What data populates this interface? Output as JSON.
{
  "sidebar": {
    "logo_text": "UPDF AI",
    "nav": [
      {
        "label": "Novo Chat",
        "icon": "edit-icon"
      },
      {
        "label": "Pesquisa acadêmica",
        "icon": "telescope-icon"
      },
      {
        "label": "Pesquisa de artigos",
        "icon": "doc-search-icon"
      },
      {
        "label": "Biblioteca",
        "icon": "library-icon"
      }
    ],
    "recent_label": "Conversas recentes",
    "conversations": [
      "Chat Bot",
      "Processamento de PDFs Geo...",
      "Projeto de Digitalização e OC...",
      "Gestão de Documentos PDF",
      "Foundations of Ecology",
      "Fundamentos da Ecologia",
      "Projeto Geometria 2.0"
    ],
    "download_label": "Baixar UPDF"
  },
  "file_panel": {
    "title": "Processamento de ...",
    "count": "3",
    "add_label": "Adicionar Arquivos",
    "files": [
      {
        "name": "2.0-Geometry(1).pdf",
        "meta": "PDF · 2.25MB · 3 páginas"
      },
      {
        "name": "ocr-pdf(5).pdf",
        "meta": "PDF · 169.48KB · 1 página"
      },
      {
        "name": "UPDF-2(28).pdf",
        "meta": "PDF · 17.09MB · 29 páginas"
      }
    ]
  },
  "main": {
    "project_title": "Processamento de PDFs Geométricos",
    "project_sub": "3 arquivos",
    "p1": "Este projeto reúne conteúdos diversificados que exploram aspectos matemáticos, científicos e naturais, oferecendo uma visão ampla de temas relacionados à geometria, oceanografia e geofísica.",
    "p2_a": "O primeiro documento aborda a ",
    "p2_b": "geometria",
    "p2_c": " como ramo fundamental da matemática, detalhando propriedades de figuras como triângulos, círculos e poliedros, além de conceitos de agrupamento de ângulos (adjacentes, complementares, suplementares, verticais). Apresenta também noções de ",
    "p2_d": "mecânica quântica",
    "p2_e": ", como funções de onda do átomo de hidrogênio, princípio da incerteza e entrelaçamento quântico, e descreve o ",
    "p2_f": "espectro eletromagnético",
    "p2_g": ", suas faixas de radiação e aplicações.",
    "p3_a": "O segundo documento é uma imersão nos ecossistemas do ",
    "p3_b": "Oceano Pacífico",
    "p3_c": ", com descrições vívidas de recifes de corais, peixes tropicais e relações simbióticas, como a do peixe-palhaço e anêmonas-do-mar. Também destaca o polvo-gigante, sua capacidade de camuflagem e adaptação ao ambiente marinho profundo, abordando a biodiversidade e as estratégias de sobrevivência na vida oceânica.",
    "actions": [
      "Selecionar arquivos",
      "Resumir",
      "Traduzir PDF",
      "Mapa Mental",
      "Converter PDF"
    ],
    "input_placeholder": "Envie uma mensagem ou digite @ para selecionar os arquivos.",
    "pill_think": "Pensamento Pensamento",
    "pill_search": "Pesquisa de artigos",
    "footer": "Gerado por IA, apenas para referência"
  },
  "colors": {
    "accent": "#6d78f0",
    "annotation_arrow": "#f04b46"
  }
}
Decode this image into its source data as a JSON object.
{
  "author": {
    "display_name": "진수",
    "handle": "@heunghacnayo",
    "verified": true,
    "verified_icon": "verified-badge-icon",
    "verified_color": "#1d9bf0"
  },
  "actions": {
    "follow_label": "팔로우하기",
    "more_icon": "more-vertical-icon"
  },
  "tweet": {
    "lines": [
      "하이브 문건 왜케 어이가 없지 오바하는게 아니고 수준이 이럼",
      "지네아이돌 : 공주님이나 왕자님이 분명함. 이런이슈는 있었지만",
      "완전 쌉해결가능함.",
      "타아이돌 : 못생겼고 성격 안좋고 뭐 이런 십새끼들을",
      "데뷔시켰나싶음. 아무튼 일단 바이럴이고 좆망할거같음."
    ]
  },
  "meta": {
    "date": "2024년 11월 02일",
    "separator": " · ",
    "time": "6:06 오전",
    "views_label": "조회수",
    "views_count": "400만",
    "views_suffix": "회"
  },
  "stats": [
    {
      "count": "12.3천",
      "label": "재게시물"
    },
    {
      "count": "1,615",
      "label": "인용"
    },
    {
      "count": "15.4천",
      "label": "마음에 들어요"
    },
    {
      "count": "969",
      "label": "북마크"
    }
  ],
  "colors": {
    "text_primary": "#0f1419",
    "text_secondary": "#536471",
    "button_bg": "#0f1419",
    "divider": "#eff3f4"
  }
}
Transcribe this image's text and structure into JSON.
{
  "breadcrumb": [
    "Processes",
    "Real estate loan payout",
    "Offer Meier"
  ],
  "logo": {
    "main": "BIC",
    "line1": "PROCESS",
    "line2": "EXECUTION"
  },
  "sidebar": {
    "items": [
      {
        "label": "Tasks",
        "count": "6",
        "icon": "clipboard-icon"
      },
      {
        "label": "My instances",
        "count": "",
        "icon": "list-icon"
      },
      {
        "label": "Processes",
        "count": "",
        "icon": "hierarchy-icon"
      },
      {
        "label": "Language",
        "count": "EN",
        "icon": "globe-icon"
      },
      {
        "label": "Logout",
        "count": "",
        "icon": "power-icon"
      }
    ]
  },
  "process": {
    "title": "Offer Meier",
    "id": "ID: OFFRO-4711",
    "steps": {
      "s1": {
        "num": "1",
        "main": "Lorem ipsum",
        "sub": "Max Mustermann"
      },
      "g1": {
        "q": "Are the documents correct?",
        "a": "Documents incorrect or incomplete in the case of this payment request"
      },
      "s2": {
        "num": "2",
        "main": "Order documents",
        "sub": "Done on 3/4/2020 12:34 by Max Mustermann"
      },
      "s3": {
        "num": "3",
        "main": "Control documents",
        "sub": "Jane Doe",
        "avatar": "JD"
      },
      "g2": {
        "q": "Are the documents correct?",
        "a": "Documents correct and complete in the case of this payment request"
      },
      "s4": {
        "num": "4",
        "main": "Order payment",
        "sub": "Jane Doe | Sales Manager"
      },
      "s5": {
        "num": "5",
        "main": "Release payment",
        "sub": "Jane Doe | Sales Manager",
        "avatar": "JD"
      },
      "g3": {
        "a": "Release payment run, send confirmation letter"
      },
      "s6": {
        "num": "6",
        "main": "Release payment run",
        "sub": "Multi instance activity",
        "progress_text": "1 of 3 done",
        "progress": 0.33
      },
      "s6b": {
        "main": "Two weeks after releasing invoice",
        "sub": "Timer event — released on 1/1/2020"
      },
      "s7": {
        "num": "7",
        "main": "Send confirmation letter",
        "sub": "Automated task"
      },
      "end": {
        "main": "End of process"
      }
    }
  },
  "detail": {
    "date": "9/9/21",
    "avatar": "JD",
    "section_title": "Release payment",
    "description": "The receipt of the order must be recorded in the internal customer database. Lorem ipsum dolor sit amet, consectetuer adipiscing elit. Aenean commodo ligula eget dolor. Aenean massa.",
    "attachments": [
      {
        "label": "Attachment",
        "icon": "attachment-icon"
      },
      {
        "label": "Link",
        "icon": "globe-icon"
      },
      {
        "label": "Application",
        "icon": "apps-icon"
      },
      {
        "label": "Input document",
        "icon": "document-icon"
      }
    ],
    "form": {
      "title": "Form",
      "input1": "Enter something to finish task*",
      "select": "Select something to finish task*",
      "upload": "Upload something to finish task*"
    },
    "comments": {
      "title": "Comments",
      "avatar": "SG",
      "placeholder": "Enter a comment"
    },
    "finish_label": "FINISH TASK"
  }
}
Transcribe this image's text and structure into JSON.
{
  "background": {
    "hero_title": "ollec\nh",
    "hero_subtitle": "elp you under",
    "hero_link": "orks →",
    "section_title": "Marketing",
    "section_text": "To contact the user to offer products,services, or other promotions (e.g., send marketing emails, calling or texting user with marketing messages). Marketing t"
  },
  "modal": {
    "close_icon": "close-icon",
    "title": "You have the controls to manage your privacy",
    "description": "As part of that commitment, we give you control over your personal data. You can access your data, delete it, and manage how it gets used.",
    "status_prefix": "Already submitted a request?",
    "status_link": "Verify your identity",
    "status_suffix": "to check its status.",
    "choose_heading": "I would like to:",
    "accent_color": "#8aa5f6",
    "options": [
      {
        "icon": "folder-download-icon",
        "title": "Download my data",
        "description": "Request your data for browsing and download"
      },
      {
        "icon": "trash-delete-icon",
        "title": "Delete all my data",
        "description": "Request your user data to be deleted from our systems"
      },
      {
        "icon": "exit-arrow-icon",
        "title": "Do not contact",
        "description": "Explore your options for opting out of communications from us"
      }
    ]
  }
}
_ _ _ _
#### Your instructions
Copy every line from the records above that contains the word "páginas".

#### Reply
        "meta": "PDF · 2.25MB · 3 páginas"
        "meta": "PDF · 17.09MB · 29 páginas"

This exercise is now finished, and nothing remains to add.